> PROBLEM DETAILS
Give back every line exactly as it appears, pictures excluded.

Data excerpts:
+ + + +
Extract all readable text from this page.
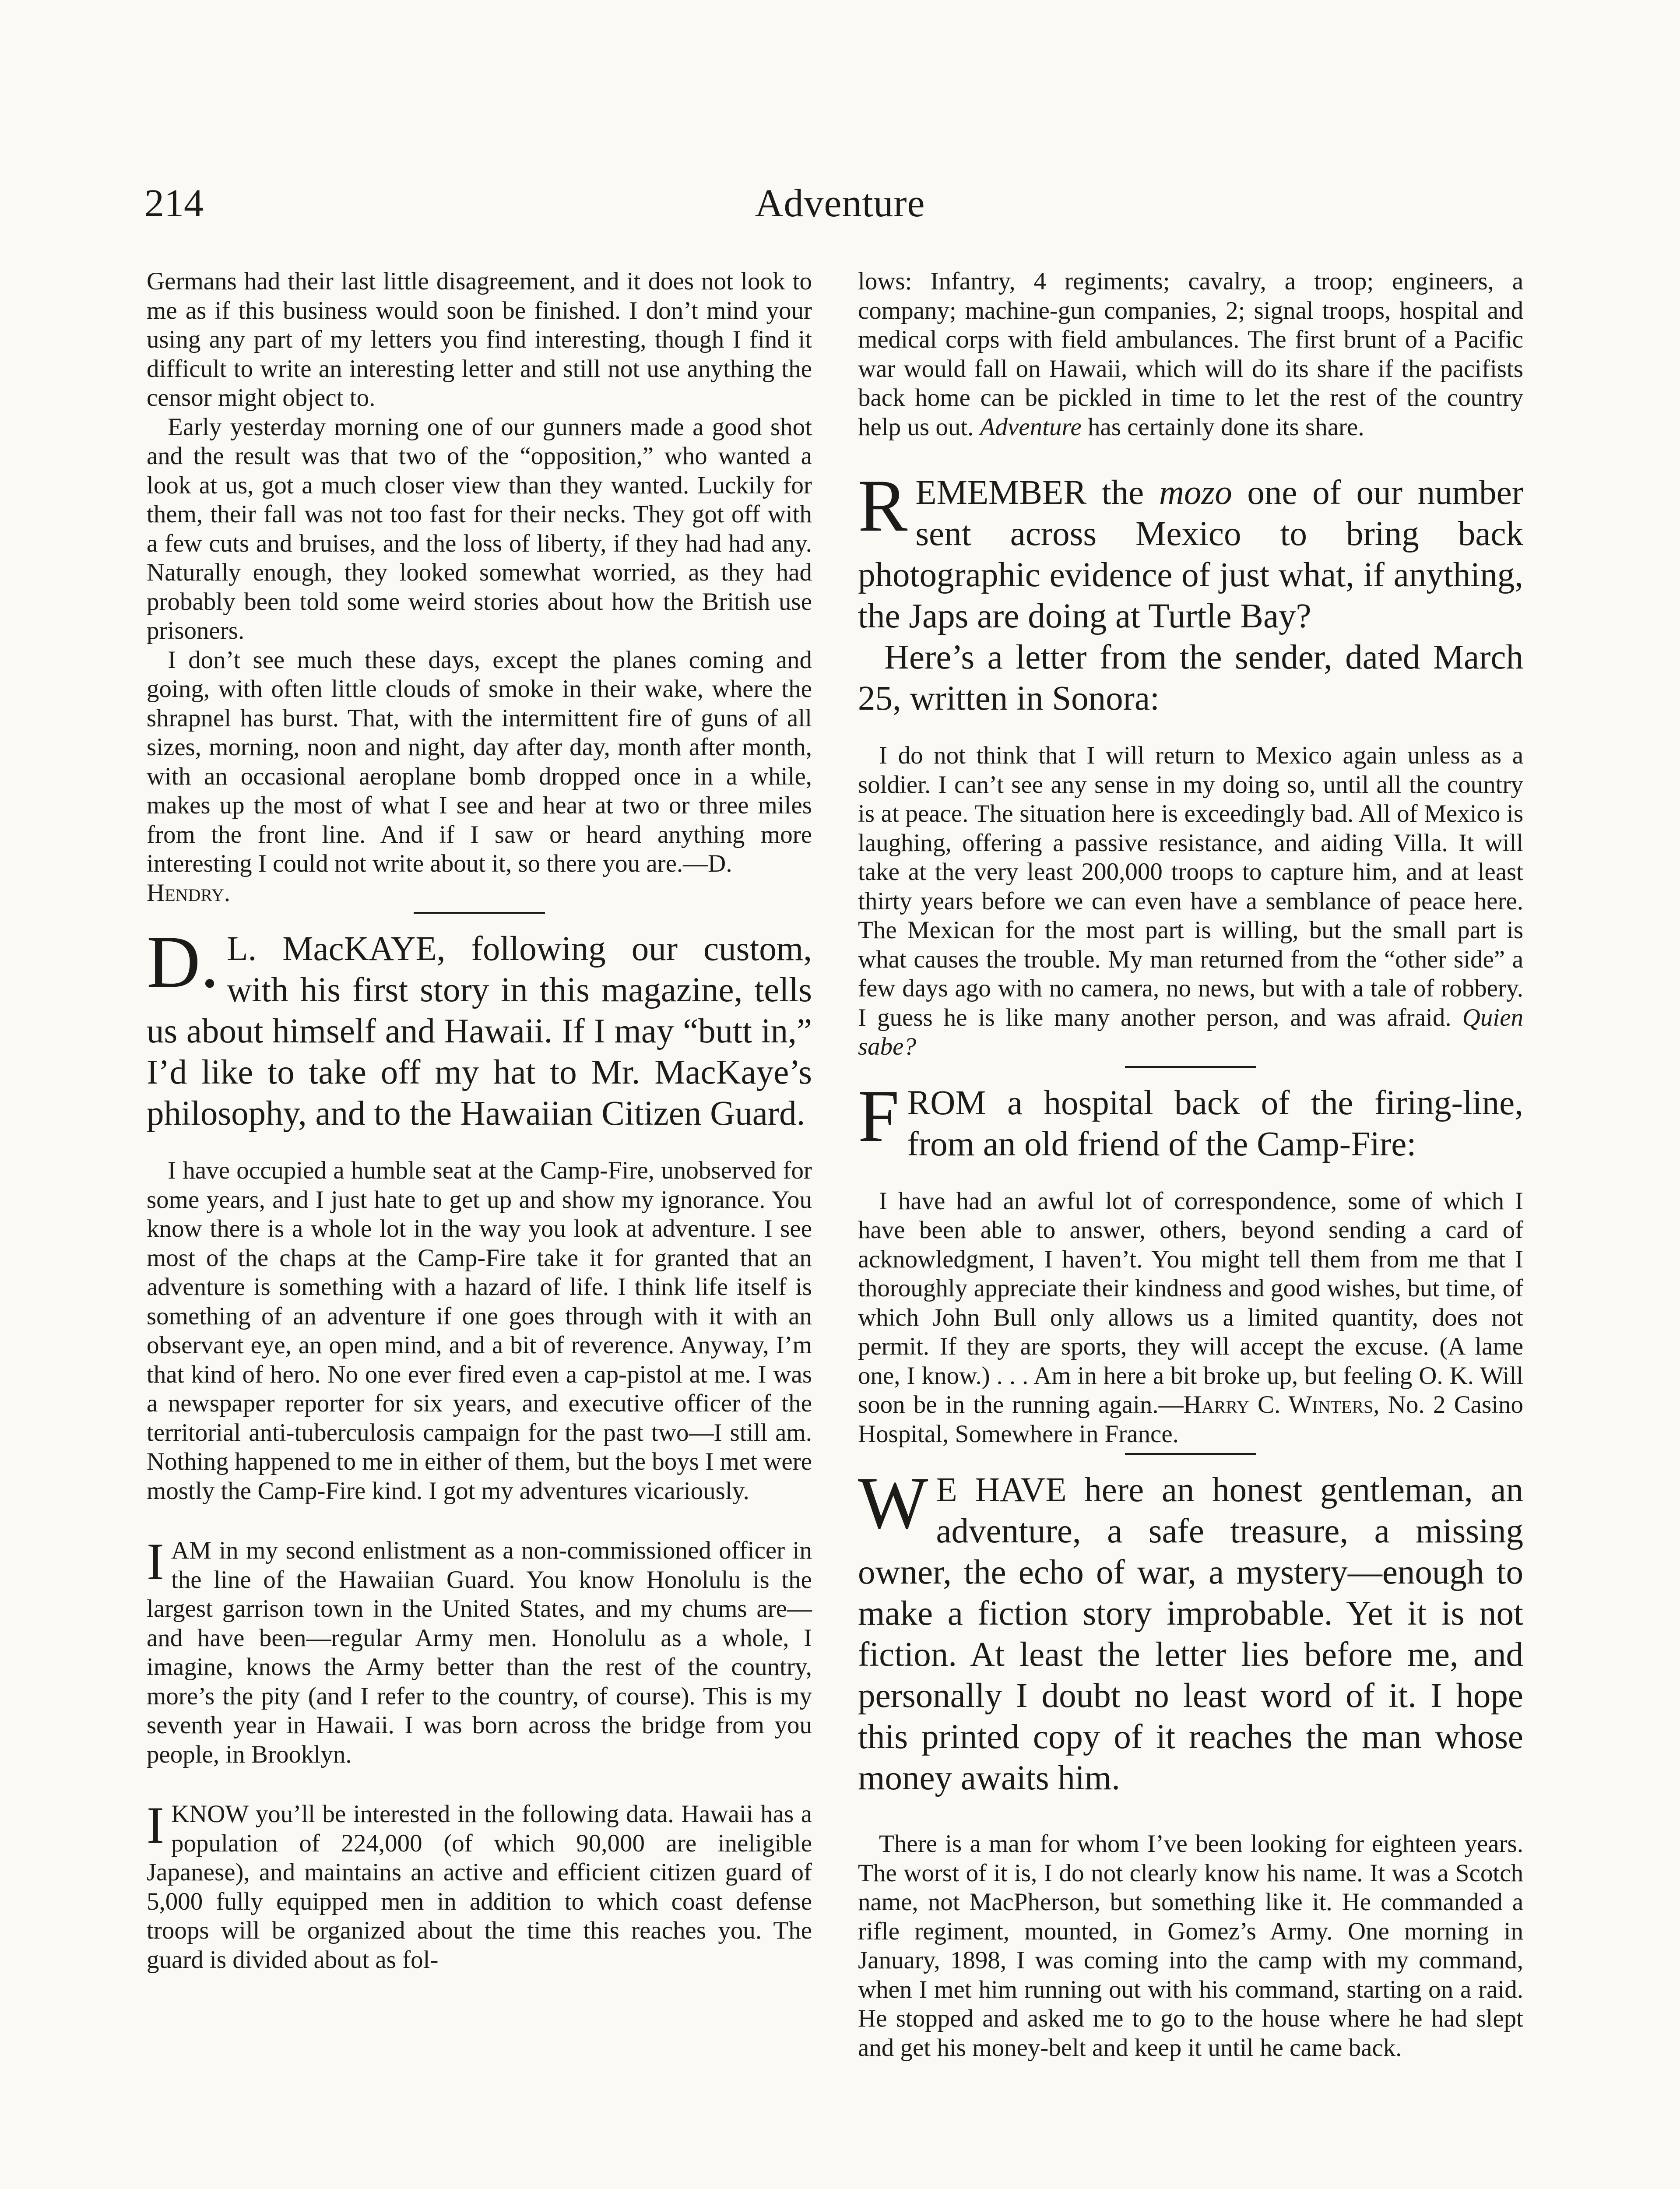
214	Adventure

Germans had their last little disagreement, and it does not look to me as if this business would soon be finished. I don’t mind your using any part of my letters you find interesting, though I find it difficult to write an interesting letter and still not use anything the censor might object to.

Early yesterday morning one of our gunners made a good shot and the result was that two of the “opposition,” who wanted a look at us, got a much closer view than they wanted. Luckily for them, their fall was not too fast for their necks. They got off with a few cuts and bruises, and the loss of liberty, if they had had any. Naturally enough, they looked somewhat worried, as they had probably been told some weird stories about how the British use prisoners.

I don’t see much these days, except the planes coming and going, with often little clouds of smoke in their wake, where the shrapnel has burst. That, with the intermittent fire of guns of all sizes, morning, noon and night, day after day, month after month, with an occasional aeroplane bomb dropped once in a while, makes up the most of what I see and hear at two or three miles from the front line. And if I saw or heard anything more interesting I could not write about it, so there you are.—D.
Hendry.

D. L. MacKAYE, following our custom, with his first story in this magazine, tells us about himself and Hawaii. If I may “butt in,” I’d like to take off my hat to Mr. MacKaye’s philosophy, and to the Hawaiian Citizen Guard.

I have occupied a humble seat at the Camp-Fire, unobserved for some years, and I just hate to get up and show my ignorance. You know there is a whole lot in the way you look at adventure. I see most of the chaps at the Camp-Fire take it for granted that an adventure is something with a hazard of life. I think life itself is something of an adventure if one goes through with it with an observant eye, an open mind, and a bit of reverence. Anyway, I’m that kind of hero. No one ever fired even a cap-pistol at me. I was a newspaper reporter for six years, and executive officer of the territorial anti-tuberculosis campaign for the past two—I still am. Nothing happened to me in either of them, but the boys I met were mostly the Camp-Fire kind. I got my adventures vicariously.

I AM in my second enlistment as a non-commissioned officer in the line of the Hawaiian Guard. You know Honolulu is the largest garrison town in the United States, and my chums are—and have been—regular Army men. Honolulu as a whole, I imagine, knows the Army better than the rest of the country, more’s the pity (and I refer to the country, of course). This is my seventh year in Hawaii. I was born across the bridge from you people, in Brooklyn.

I KNOW you’ll be interested in the following data. Hawaii has a population of 224,000 (of which 90,000 are ineligible Japanese), and maintains an active and efficient citizen guard of 5,000 fully equipped men in addition to which coast defense troops will be organized about the time this reaches you. The guard is divided about as fol-

lows: Infantry, 4 regiments; cavalry, a troop; engineers, a company; machine-gun companies, 2; signal troops, hospital and medical corps with field ambulances. The first brunt of a Pacific war would fall on Hawaii, which will do its share if the pacifists back home can be pickled in time to let the rest of the country help us out. Adventure has certainly done its share.

REMEMBER the mozo one of our number sent across Mexico to bring back photographic evidence of just what, if anything, the Japs are doing at Turtle Bay?
Here’s a letter from the sender, dated March 25, written in Sonora:

I do not think that I will return to Mexico again unless as a soldier. I can’t see any sense in my doing so, until all the country is at peace. The situation here is exceedingly bad. All of Mexico is laughing, offering a passive resistance, and aiding Villa. It will take at the very least 200,000 troops to capture him, and at least thirty years before we can even have a semblance of peace here. The Mexican for the most part is willing, but the small part is what causes the trouble. My man returned from the “other side” a few days ago with no camera, no news, but with a tale of robbery. I guess he is like many another person, and was afraid. Quien sabe?

FROM a hospital back of the firing-line, from an old friend of the Camp-Fire:

I have had an awful lot of correspondence, some of which I have been able to answer, others, beyond sending a card of acknowledgment, I haven’t. You might tell them from me that I thoroughly appreciate their kindness and good wishes, but time, of which John Bull only allows us a limited quantity, does not permit. If they are sports, they will accept the excuse. (A lame one, I know.) . . . Am in here a bit broke up, but feeling O. K. Will soon be in the running again.—Harry C. Winters, No. 2 Casino Hospital, Somewhere in France.

W E HAVE here an honest gentleman, an adventure, a safe treasure, a missing owner, the echo of war, a mystery—enough to make a fiction story improbable. Yet it is not fiction. At least the letter lies before me, and personally I doubt no least word of it. I hope this printed copy of it reaches the man whose money awaits him.

There is a man for whom I’ve been looking for eighteen years. The worst of it is, I do not clearly know his name. It was a Scotch name, not MacPherson, but something like it. He commanded a rifle regiment, mounted, in Gomez’s Army. One morning in January, 1898, I was coming into the camp with my command, when I met him running out with his command, starting on a raid. He stopped and asked me to go to the house where he had slept and get his money-belt and keep it until he came back.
+ + + +
> OUTPUT OF THE TASK
Extract all readable text from this page.
214	Adventure

Germans had their last little disagreement, and it does not look to me as if this business would soon be finished. I don’t mind your using any part of my letters you find interesting, though I find it difficult to write an interesting letter and still not use anything the censor might object to.

Early yesterday morning one of our gunners made a good shot and the result was that two of the “opposition,” who wanted a look at us, got a much closer view than they wanted. Luckily for them, their fall was not too fast for their necks. They got off with a few cuts and bruises, and the loss of liberty, if they had had any. Naturally enough, they looked somewhat worried, as they had probably been told some weird stories about how the British use prisoners.

I don’t see much these days, except the planes coming and going, with often little clouds of smoke in their wake, where the shrapnel has burst. That, with the intermittent fire of guns of all sizes, morning, noon and night, day after day, month after month, with an occasional aeroplane bomb dropped once in a while, makes up the most of what I see and hear at two or three miles from the front line. And if I saw or heard anything more interesting I could not write about it, so there you are.—D.
Hendry.

D. L. MacKAYE, following our custom, with his first story in this magazine, tells us about himself and Hawaii. If I may “butt in,” I’d like to take off my hat to Mr. MacKaye’s philosophy, and to the Hawaiian Citizen Guard.

I have occupied a humble seat at the Camp-Fire, unobserved for some years, and I just hate to get up and show my ignorance. You know there is a whole lot in the way you look at adventure. I see most of the chaps at the Camp-Fire take it for granted that an adventure is something with a hazard of life. I think life itself is something of an adventure if one goes through with it with an observant eye, an open mind, and a bit of reverence. Anyway, I’m that kind of hero. No one ever fired even a cap-pistol at me. I was a newspaper reporter for six years, and executive officer of the territorial anti-tuberculosis campaign for the past two—I still am. Nothing happened to me in either of them, but the boys I met were mostly the Camp-Fire kind. I got my adventures vicariously.

I AM in my second enlistment as a non-commissioned officer in the line of the Hawaiian Guard. You know Honolulu is the largest garrison town in the United States, and my chums are—and have been—regular Army men. Honolulu as a whole, I imagine, knows the Army better than the rest of the country, more’s the pity (and I refer to the country, of course). This is my seventh year in Hawaii. I was born across the bridge from you people, in Brooklyn.

I KNOW you’ll be interested in the following data. Hawaii has a population of 224,000 (of which 90,000 are ineligible Japanese), and maintains an active and efficient citizen guard of 5,000 fully equipped men in addition to which coast defense troops will be organized about the time this reaches you. The guard is divided about as fol-

lows: Infantry, 4 regiments; cavalry, a troop; engineers, a company; machine-gun companies, 2; signal troops, hospital and medical corps with field ambulances. The first brunt of a Pacific war would fall on Hawaii, which will do its share if the pacifists back home can be pickled in time to let the rest of the country help us out. Adventure has certainly done its share.

REMEMBER the mozo one of our number sent across Mexico to bring back photographic evidence of just what, if anything, the Japs are doing at Turtle Bay?
Here’s a letter from the sender, dated March 25, written in Sonora:

I do not think that I will return to Mexico again unless as a soldier. I can’t see any sense in my doing so, until all the country is at peace. The situation here is exceedingly bad. All of Mexico is laughing, offering a passive resistance, and aiding Villa. It will take at the very least 200,000 troops to capture him, and at least thirty years before we can even have a semblance of peace here. The Mexican for the most part is willing, but the small part is what causes the trouble. My man returned from the “other side” a few days ago with no camera, no news, but with a tale of robbery. I guess he is like many another person, and was afraid. Quien sabe?

FROM a hospital back of the firing-line, from an old friend of the Camp-Fire:

I have had an awful lot of correspondence, some of which I have been able to answer, others, beyond sending a card of acknowledgment, I haven’t. You might tell them from me that I thoroughly appreciate their kindness and good wishes, but time, of which John Bull only allows us a limited quantity, does not permit. If they are sports, they will accept the excuse. (A lame one, I know.) . . . Am in here a bit broke up, but feeling O. K. Will soon be in the running again.—Harry C. Winters, No. 2 Casino Hospital, Somewhere in France.

W E HAVE here an honest gentleman, an adventure, a safe treasure, a missing owner, the echo of war, a mystery—enough to make a fiction story improbable. Yet it is not fiction. At least the letter lies before me, and personally I doubt no least word of it. I hope this printed copy of it reaches the man whose money awaits him.

There is a man for whom I’ve been looking for eighteen years. The worst of it is, I do not clearly know his name. It was a Scotch name, not MacPherson, but something like it. He commanded a rifle regiment, mounted, in Gomez’s Army. One morning in January, 1898, I was coming into the camp with my command, when I met him running out with his command, starting on a raid. He stopped and asked me to go to the house where he had slept and get his money-belt and keep it until he came back.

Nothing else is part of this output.